__Given request__
All of the entries need to be written out again, exactly as they are.

__________________________________________________

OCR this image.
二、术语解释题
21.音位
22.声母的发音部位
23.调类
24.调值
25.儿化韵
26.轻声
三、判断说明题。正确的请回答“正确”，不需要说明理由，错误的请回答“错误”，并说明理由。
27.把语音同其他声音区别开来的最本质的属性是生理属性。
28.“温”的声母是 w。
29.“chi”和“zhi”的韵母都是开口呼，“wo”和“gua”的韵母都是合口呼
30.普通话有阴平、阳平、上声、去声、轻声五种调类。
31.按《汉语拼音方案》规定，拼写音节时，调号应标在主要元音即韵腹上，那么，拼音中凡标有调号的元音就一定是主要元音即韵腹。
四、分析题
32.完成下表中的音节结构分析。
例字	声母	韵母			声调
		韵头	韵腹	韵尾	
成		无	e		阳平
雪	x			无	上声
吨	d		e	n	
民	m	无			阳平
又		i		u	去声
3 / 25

__________________________________________________

__Result for this task__
OCR this image.
二、术语解释题
21.音位
22.声母的发音部位
23.调类
24.调值
25.儿化韵
26.轻声
三、判断说明题。正确的请回答“正确”，不需要说明理由，错误的请回答“错误”，并说明理由。
27.把语音同其他声音区别开来的最本质的属性是生理属性。
28.“温”的声母是 w。
29.“chi”和“zhi”的韵母都是开口呼，“wo”和“gua”的韵母都是合口呼
30.普通话有阴平、阳平、上声、去声、轻声五种调类。
31.按《汉语拼音方案》规定，拼写音节时，调号应标在主要元音即韵腹上，那么，拼音中凡标有调号的元音就一定是主要元音即韵腹。
四、分析题
32.完成下表中的音节结构分析。
例字	声母	韵母			声调
		韵头	韵腹	韵尾	
成		无	e		阳平
雪	x			无	上声
吨	d		e	n	
民	m	无			阳平
又		i		u	去声
3 / 25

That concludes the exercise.